*** Material
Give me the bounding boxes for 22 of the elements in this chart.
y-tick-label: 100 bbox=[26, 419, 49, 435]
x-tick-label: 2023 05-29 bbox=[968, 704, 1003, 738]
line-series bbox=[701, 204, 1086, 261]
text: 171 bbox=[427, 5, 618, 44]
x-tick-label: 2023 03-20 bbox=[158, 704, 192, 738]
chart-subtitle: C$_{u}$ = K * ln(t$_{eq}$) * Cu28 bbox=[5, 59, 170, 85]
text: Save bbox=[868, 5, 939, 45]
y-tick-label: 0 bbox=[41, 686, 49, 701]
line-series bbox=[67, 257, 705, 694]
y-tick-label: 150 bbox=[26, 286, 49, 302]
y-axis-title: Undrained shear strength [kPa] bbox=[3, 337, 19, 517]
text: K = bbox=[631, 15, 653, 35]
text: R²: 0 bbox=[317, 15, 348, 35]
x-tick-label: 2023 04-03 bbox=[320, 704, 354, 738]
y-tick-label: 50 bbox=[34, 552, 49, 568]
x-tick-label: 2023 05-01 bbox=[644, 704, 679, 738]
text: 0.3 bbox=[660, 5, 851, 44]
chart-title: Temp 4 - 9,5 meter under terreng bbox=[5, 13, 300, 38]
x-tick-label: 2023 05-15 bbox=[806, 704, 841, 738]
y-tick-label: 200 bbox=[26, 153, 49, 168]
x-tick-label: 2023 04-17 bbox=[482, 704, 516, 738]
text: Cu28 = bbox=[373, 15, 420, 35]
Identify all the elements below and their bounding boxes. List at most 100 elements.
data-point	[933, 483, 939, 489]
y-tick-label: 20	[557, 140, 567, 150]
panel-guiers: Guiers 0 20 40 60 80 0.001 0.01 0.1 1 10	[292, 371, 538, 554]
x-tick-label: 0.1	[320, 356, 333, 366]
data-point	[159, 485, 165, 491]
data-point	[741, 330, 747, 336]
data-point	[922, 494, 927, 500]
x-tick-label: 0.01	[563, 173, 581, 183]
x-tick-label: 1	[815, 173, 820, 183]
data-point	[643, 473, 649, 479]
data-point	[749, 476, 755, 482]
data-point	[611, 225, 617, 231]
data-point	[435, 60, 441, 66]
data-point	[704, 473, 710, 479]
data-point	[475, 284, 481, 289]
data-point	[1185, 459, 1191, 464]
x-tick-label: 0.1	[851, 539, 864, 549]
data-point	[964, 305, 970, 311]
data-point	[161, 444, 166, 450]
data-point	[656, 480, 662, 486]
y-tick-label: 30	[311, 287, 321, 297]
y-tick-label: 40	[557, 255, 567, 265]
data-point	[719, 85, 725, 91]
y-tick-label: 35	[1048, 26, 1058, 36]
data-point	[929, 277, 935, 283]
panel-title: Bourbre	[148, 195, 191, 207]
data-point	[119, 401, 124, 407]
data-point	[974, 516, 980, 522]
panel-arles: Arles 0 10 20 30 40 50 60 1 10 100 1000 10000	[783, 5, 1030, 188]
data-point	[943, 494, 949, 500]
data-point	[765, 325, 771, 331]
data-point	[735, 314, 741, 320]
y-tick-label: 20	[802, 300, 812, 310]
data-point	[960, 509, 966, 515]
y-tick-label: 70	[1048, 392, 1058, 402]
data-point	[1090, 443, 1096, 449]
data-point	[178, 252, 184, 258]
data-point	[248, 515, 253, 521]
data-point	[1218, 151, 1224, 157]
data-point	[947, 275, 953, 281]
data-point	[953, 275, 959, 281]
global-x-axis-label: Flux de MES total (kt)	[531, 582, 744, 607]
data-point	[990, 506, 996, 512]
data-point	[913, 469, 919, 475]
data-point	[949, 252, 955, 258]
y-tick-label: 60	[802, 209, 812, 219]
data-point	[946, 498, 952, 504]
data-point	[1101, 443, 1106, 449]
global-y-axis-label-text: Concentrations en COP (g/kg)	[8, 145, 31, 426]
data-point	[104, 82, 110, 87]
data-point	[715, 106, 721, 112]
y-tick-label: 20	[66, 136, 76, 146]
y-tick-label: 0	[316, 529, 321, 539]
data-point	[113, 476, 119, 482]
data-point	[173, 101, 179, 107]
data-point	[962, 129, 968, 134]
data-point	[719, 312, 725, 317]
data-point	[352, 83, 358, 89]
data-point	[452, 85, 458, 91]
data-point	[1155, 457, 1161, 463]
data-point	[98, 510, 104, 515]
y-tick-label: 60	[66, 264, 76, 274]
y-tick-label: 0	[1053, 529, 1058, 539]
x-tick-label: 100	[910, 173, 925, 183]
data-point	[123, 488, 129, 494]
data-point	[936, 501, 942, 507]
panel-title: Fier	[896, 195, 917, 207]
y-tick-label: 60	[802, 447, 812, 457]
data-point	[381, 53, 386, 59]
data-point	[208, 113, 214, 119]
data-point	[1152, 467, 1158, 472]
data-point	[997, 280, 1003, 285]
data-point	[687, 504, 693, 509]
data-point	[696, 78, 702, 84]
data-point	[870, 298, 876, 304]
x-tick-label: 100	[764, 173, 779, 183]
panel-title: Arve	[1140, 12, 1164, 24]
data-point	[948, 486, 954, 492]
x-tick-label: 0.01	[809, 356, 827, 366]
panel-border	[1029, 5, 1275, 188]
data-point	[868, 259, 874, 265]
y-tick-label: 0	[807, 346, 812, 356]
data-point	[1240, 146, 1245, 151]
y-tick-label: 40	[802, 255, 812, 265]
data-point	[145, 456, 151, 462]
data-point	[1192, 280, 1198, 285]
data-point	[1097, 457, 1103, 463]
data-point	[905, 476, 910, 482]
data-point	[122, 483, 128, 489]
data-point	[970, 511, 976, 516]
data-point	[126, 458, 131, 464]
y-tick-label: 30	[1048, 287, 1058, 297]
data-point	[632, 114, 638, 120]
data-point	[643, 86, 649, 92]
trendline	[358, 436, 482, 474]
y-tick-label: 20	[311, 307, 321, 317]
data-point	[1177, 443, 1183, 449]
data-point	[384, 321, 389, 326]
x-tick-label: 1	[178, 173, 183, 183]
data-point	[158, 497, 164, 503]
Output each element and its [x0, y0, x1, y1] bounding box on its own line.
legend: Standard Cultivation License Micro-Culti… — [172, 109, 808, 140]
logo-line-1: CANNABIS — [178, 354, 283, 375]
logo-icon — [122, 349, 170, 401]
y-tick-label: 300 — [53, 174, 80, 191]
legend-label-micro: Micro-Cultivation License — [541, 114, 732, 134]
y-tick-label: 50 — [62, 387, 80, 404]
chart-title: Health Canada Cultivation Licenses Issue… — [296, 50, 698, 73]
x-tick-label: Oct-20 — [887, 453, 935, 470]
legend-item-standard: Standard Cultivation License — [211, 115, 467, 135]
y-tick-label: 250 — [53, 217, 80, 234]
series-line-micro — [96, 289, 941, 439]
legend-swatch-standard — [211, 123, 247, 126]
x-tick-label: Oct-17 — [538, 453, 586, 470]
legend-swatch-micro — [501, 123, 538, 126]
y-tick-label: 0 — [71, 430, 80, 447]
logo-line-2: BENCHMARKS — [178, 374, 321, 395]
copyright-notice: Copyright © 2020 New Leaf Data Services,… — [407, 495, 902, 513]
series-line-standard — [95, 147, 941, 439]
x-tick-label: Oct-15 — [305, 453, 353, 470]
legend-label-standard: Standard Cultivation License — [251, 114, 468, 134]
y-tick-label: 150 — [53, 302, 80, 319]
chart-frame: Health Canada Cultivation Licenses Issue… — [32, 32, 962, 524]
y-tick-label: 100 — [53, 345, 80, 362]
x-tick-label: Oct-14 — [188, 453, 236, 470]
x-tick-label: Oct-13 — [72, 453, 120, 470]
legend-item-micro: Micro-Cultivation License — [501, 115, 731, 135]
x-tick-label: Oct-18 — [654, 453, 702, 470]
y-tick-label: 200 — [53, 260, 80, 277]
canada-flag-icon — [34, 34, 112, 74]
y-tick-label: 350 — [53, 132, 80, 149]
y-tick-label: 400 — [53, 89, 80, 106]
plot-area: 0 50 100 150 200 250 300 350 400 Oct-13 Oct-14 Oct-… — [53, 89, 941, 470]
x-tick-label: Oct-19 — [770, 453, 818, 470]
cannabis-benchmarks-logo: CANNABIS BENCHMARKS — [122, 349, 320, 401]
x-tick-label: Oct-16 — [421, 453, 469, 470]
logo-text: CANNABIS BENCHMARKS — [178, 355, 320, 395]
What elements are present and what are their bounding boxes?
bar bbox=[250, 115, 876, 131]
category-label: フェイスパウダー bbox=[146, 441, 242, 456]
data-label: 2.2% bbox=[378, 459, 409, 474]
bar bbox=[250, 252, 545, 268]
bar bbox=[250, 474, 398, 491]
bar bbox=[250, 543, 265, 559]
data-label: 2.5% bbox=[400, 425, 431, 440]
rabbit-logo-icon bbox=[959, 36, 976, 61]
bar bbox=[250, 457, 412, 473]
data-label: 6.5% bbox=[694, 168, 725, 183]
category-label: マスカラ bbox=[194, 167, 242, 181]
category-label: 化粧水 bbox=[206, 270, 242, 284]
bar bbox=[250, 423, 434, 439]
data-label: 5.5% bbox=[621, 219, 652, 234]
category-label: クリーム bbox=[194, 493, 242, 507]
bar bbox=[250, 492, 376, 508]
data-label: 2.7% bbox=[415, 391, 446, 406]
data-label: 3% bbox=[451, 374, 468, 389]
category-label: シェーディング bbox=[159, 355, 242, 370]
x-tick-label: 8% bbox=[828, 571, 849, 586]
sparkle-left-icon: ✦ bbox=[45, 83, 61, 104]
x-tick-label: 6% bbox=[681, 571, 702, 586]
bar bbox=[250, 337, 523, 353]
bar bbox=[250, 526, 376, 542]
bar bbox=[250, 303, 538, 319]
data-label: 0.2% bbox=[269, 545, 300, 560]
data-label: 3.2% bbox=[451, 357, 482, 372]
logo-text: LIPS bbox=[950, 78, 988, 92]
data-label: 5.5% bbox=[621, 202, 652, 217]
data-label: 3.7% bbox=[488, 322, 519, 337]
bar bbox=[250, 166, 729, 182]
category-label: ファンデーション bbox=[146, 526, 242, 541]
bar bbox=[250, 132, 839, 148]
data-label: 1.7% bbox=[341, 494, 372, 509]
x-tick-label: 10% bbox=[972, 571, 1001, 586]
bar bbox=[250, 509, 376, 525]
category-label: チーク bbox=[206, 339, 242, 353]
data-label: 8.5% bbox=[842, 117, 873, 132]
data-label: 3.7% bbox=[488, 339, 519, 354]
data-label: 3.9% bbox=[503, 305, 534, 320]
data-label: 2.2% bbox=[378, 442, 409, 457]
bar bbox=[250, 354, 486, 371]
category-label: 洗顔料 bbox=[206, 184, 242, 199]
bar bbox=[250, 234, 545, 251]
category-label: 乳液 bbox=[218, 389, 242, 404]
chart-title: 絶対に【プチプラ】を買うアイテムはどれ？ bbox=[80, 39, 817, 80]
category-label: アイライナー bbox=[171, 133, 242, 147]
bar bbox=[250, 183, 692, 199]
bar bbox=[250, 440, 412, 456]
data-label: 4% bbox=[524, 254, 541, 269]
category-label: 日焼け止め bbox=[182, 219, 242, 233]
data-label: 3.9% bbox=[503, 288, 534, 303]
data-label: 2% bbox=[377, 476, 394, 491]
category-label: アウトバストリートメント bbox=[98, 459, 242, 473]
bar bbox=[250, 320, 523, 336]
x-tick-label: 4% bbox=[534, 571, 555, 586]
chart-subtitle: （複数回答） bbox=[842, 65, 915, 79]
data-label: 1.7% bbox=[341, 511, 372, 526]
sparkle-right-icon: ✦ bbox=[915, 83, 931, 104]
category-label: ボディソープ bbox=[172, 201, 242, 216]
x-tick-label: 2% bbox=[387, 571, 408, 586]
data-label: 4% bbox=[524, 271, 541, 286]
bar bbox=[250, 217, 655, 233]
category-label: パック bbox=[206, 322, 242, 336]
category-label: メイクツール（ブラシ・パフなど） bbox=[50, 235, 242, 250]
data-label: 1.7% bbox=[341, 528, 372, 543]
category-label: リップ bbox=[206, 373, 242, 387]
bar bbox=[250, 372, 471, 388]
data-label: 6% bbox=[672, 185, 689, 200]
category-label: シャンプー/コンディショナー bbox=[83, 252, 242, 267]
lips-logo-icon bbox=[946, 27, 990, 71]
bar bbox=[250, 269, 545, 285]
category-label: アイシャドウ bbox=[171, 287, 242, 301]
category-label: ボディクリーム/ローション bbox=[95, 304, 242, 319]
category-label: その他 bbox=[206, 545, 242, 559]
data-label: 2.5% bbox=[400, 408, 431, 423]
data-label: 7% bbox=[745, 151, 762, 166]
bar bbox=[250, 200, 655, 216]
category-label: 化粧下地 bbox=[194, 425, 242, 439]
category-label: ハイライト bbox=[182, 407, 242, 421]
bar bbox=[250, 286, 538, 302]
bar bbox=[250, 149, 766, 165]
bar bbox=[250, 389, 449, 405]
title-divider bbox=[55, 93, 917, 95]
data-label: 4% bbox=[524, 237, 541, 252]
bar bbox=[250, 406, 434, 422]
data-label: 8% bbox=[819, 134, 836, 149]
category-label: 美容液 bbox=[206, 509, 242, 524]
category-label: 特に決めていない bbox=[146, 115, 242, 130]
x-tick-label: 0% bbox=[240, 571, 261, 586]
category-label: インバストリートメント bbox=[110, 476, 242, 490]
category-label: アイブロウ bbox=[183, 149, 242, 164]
******
• **Task directions**
Lay out the material from its beginning through the line containing "325, 771, 331]" as a numbered list, leaving out any blank lines.

• **Answer to this task**
1. Give me the bounding boxes for 22 of the elements in this chart.
2. y-tick-label: 100 bbox=[26, 419, 49, 435]
3. x-tick-label: 2023 05-29 bbox=[968, 704, 1003, 738]
4. line-series bbox=[701, 204, 1086, 261]
5. text: 171 bbox=[427, 5, 618, 44]
6. x-tick-label: 2023 03-20 bbox=[158, 704, 192, 738]
7. chart-subtitle: C$_{u}$ = K * ln(t$_{eq}$) * Cu28 bbox=[5, 59, 170, 85]
8. text: Save bbox=[868, 5, 939, 45]
9. y-tick-label: 0 bbox=[41, 686, 49, 701]
10. line-series bbox=[67, 257, 705, 694]
11. y-tick-label: 150 bbox=[26, 286, 49, 302]
12. y-axis-title: Undrained shear strength [kPa] bbox=[3, 337, 19, 517]
13. text: K = bbox=[631, 15, 653, 35]
14. text: R²: 0 bbox=[317, 15, 348, 35]
15. x-tick-label: 2023 04-03 bbox=[320, 704, 354, 738]
16. y-tick-label: 50 bbox=[34, 552, 49, 568]
17. x-tick-label: 2023 05-01 bbox=[644, 704, 679, 738]
18. text: 0.3 bbox=[660, 5, 851, 44]
19. chart-title: Temp 4 - 9,5 meter under terreng bbox=[5, 13, 300, 38]
20. x-tick-label: 2023 05-15 bbox=[806, 704, 841, 738]
21. y-tick-label: 200 bbox=[26, 153, 49, 168]
22. x-tick-label: 2023 04-17 bbox=[482, 704, 516, 738]
23. text: Cu28 = bbox=[373, 15, 420, 35]
24. Identify all the elements below and their bounding boxes. List at most 100 elements.
25. data-point	[933, 483, 939, 489]
26. y-tick-label: 20	[557, 140, 567, 150]
27. panel-guiers: Guiers 0 20 40 60 80 0.001 0.01 0.1 1 10	[292, 371, 538, 554]
28. x-tick-label: 0.1	[320, 356, 333, 366]
29. data-point	[159, 485, 165, 491]
30. data-point	[741, 330, 747, 336]
31. data-point	[922, 494, 927, 500]
32. x-tick-label: 0.01	[563, 173, 581, 183]
33. x-tick-label: 1	[815, 173, 820, 183]
34. data-point	[643, 473, 649, 479]
35. data-point	[749, 476, 755, 482]
36. data-point	[611, 225, 617, 231]
37. data-point	[435, 60, 441, 66]
38. data-point	[704, 473, 710, 479]
39. data-point	[475, 284, 481, 289]
40. data-point	[1185, 459, 1191, 464]
41. x-tick-label: 0.1	[851, 539, 864, 549]
42. data-point	[964, 305, 970, 311]
43. data-point	[161, 444, 166, 450]
44. data-point	[656, 480, 662, 486]
45. y-tick-label: 30	[311, 287, 321, 297]
46. y-tick-label: 40	[557, 255, 567, 265]
47. data-point	[719, 85, 725, 91]
48. y-tick-label: 35	[1048, 26, 1058, 36]
49. data-point	[929, 277, 935, 283]
50. panel-title: Bourbre	[148, 195, 191, 207]
51. data-point	[119, 401, 124, 407]
52. data-point	[974, 516, 980, 522]
53. panel-arles: Arles 0 10 20 30 40 50 60 1 10 100 1000 10000	[783, 5, 1030, 188]
54. data-point	[943, 494, 949, 500]
55. data-point	[765, 325, 771, 331]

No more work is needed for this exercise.